-- START OF INFORMATION SHOWN --
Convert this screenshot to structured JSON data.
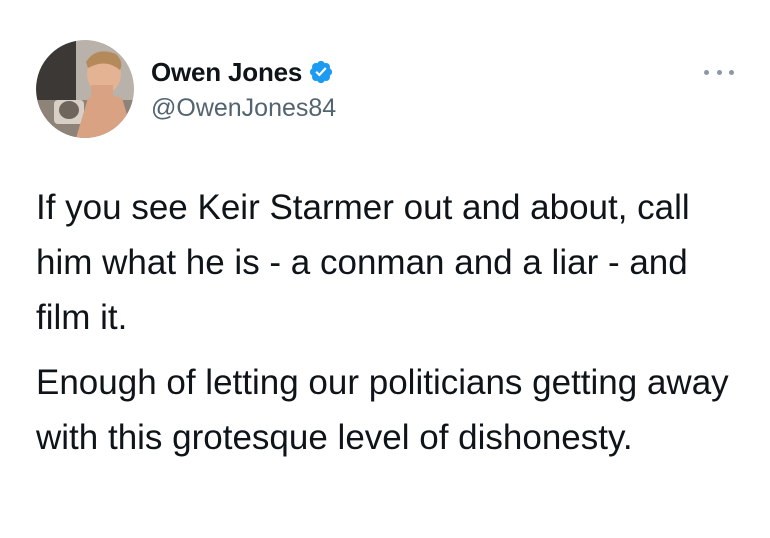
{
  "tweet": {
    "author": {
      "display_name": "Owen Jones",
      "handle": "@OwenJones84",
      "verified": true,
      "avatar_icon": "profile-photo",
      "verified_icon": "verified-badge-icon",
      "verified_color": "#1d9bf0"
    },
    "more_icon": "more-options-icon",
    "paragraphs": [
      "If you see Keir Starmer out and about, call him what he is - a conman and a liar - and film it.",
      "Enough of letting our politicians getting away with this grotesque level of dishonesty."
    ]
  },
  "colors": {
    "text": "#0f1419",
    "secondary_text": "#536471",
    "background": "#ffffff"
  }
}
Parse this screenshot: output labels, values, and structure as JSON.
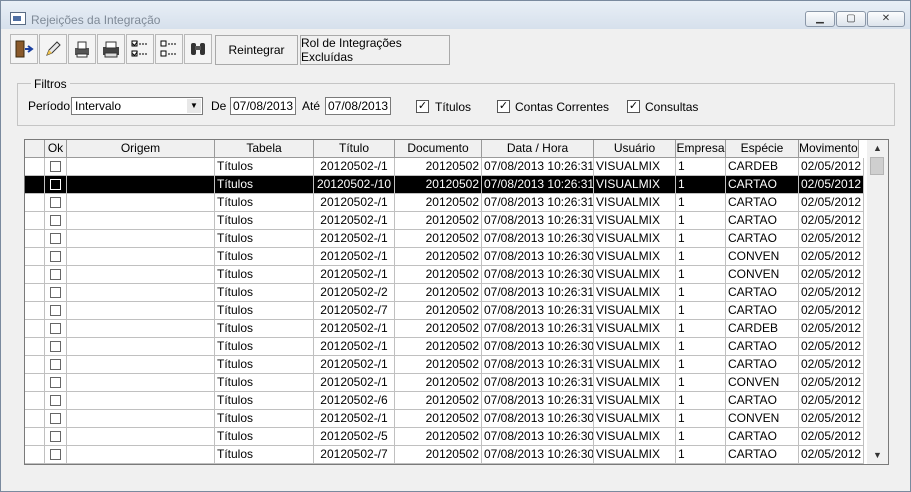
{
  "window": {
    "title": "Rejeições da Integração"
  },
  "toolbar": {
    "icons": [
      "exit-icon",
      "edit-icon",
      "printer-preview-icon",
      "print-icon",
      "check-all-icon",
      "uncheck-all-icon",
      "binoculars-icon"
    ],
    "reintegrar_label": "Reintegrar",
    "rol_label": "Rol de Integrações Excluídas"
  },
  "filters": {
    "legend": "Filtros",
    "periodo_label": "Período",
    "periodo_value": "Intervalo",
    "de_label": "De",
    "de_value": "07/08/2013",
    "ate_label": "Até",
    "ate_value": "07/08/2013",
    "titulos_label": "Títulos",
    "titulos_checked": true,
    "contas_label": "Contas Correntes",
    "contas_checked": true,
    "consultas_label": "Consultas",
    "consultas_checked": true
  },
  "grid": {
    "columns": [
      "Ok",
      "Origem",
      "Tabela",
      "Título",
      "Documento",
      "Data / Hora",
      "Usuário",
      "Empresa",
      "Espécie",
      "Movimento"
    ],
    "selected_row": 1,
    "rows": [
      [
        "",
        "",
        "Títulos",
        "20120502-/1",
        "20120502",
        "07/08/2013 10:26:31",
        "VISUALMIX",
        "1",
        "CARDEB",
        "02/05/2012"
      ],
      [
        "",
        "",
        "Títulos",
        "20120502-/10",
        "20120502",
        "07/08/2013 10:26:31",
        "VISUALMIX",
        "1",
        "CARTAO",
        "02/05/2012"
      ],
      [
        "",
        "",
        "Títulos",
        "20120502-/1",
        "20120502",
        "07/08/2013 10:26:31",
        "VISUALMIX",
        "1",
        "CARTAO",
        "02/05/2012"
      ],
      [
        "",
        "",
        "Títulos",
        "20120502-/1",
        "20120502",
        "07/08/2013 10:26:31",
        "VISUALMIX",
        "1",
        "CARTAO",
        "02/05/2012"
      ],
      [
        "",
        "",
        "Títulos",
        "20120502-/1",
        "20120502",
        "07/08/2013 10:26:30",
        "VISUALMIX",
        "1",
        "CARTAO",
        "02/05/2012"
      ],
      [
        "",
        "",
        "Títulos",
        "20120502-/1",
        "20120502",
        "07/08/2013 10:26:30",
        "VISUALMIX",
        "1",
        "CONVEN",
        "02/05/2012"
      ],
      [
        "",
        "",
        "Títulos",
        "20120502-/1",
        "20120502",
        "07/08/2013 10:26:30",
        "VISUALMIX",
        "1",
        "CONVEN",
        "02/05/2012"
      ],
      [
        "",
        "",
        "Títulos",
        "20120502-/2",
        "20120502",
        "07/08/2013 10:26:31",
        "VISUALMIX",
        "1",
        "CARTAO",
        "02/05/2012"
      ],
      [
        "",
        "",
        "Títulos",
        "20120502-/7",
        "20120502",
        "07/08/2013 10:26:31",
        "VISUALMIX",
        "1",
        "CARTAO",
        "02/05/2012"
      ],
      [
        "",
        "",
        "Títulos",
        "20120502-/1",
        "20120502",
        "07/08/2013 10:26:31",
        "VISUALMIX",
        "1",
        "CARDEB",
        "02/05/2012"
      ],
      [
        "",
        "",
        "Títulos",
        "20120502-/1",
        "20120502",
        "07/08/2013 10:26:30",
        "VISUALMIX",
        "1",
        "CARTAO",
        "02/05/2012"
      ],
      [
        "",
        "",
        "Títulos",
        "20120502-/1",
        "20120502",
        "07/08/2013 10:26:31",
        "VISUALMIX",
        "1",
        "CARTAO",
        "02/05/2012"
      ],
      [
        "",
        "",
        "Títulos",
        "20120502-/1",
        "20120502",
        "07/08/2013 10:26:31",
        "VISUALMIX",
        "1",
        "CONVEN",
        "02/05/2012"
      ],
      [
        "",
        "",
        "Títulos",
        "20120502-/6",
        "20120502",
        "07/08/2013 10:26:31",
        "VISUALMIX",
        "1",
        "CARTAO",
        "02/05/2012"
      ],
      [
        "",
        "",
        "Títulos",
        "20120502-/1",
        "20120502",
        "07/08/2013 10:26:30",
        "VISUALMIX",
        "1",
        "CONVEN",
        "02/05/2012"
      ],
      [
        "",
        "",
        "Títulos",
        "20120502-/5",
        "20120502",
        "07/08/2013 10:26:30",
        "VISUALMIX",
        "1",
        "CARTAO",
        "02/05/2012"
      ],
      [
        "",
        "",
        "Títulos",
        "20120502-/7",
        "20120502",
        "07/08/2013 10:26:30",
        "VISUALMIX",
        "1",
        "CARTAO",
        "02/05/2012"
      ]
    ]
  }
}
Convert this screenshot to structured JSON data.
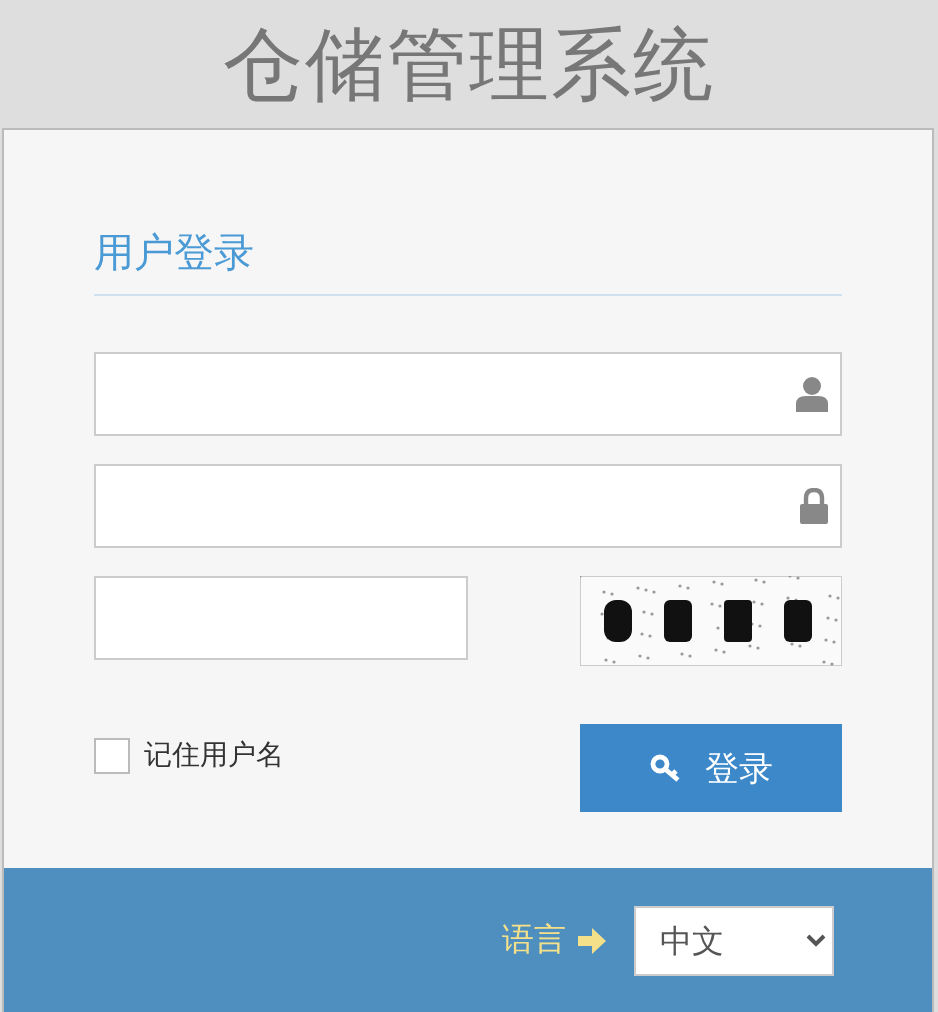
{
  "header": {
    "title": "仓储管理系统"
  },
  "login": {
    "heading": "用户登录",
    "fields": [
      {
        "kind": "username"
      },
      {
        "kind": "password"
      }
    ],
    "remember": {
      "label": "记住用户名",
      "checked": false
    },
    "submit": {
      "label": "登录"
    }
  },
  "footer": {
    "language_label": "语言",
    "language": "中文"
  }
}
-- END OF INFORMATION SHOWN --
-- START OF INFORMATION SHOWN --
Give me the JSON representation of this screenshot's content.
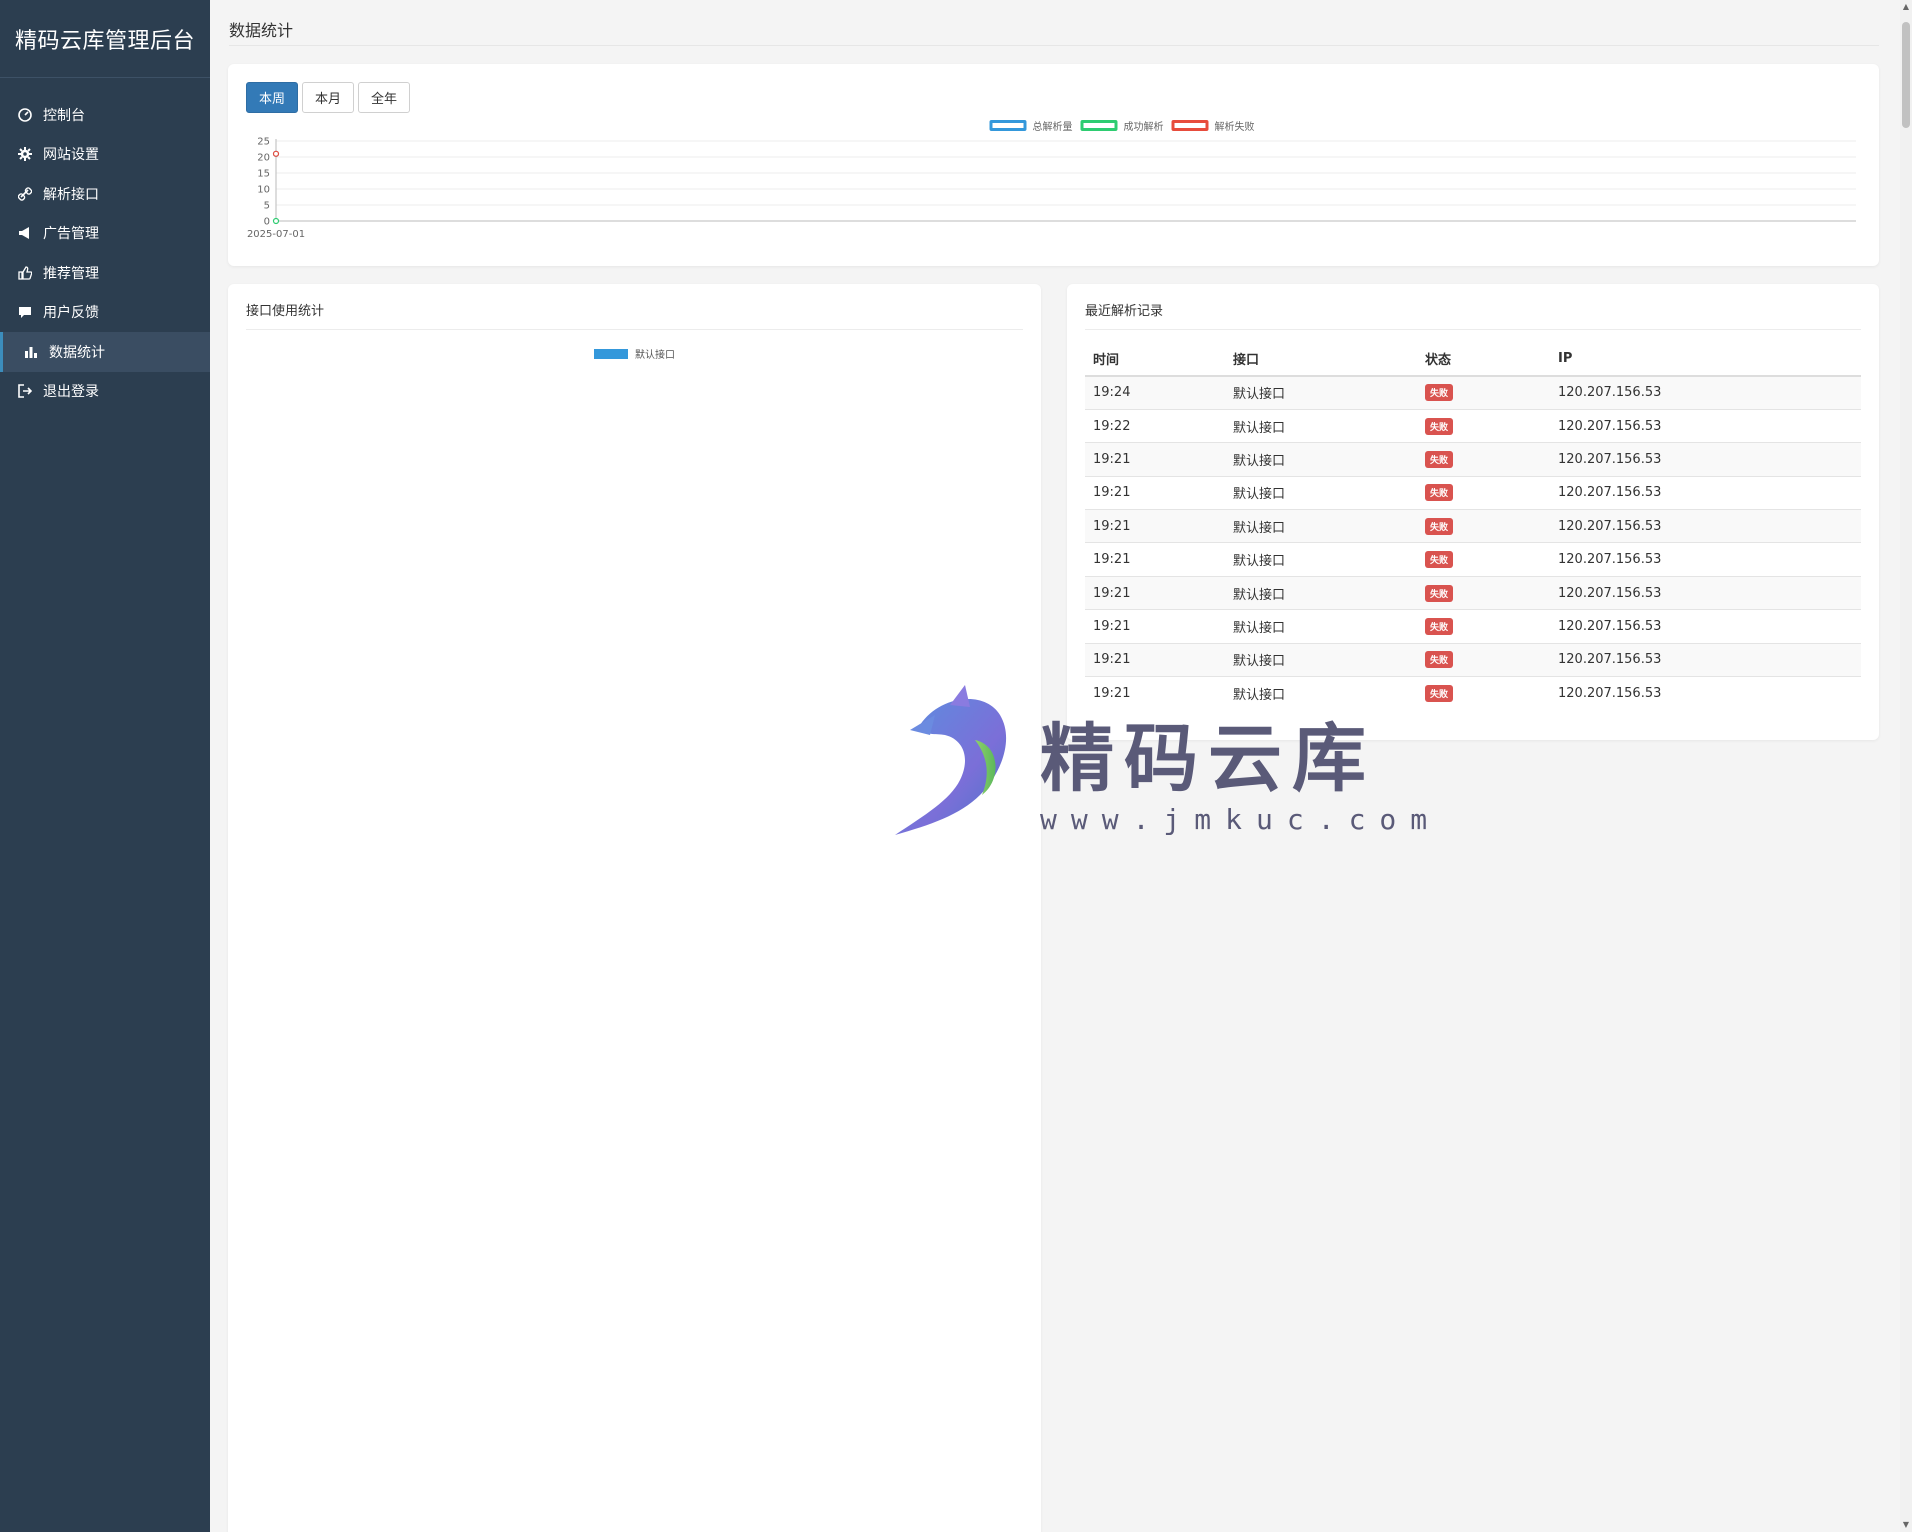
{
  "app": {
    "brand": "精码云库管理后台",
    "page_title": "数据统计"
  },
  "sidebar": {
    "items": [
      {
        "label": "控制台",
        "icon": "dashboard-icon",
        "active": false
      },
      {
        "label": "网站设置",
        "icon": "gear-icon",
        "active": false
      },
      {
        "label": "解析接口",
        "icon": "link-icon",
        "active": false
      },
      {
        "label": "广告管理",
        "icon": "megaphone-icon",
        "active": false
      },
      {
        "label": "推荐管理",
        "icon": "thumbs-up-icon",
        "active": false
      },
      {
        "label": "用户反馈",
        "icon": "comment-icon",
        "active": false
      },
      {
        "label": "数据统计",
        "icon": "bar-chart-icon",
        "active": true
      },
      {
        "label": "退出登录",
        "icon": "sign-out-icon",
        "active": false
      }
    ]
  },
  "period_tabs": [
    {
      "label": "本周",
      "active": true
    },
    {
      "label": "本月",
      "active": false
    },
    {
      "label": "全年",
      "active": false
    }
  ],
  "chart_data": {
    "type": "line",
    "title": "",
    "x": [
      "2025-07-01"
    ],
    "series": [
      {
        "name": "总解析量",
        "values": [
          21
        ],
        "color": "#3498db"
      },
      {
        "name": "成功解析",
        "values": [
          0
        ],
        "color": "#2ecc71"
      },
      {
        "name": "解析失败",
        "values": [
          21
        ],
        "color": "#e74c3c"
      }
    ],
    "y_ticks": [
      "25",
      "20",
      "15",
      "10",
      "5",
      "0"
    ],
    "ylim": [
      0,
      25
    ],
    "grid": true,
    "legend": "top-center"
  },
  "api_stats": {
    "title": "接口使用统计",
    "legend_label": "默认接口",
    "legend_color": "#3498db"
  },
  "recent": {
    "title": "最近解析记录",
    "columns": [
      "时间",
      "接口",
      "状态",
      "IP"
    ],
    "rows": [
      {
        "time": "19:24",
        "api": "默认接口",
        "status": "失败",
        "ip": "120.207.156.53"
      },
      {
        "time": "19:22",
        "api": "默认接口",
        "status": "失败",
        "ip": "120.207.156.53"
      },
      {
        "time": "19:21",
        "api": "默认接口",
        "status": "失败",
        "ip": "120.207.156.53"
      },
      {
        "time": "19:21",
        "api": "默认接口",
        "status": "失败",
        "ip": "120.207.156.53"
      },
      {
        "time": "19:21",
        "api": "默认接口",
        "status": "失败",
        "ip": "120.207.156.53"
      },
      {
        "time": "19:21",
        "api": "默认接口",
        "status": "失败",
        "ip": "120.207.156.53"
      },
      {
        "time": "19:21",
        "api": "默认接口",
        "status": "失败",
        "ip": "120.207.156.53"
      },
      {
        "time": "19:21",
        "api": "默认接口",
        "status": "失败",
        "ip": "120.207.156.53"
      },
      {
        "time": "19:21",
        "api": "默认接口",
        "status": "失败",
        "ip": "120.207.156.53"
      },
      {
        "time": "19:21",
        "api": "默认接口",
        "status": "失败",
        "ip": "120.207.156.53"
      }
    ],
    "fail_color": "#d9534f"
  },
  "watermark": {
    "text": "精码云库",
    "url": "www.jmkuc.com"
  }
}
-- END OF INFORMATION SHOWN --
-- START OF INFORMATION SHOWN --
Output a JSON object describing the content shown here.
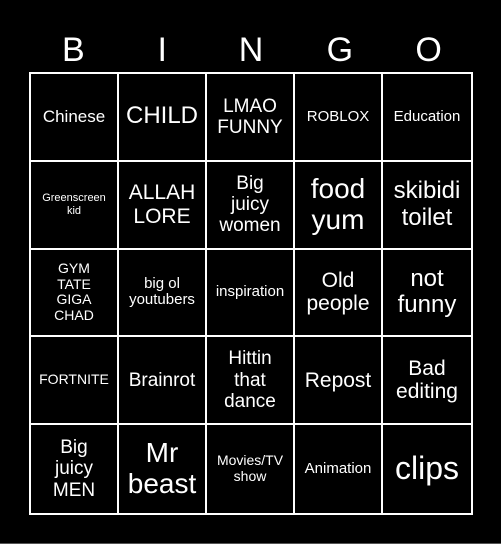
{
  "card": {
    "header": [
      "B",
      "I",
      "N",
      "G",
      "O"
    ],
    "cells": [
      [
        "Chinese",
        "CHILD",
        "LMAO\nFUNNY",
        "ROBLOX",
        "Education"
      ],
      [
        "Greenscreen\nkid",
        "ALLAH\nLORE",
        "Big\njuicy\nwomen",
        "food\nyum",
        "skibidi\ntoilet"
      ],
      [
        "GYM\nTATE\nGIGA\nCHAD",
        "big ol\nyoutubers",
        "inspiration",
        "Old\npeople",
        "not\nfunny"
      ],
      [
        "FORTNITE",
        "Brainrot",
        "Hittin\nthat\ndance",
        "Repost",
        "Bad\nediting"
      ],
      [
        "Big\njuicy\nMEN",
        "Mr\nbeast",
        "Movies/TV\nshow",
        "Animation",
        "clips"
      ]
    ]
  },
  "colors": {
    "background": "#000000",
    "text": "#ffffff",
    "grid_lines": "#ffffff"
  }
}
-- END OF INFORMATION SHOWN --
• STATED TASK:
Within the records, how many lines include "background"? The answer is the number and nothing else.

• COMPLETE RESPONSE:
2